> What is being asked
Turn the rows from the start through the line holding "legend-label: Sosiaalinen pääoma", inclusive, into a two-column CSV with the headers input and output, one line per item: the text in one quoted field and its answer in the other, with line breaks replaced by spaces. Leave the pictures out.

> Given records
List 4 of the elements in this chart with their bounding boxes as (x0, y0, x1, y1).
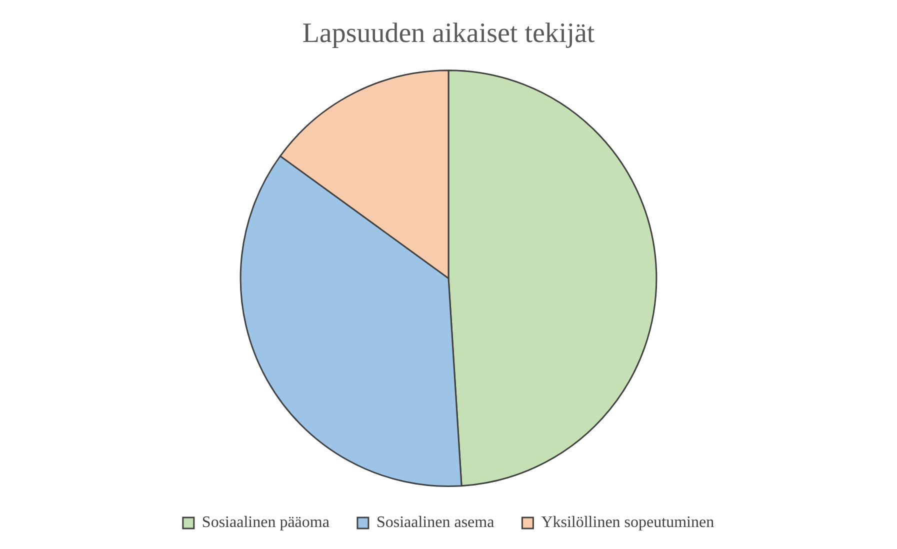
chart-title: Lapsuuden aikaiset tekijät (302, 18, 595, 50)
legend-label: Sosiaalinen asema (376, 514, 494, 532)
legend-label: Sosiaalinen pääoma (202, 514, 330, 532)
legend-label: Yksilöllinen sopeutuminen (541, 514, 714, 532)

> Solution for this problem
input,output
"List 4 of the elements in this chart with their bounding boxes as (x0, y0, x1, y1).","chart-title: Lapsuuden aikaiset tekijät (302, 18, 595, 50) legend-label: Sosiaalinen asema (376, 514, 494, 532) legend-label: Sosiaalinen pääoma (202, 514, 330, 532)"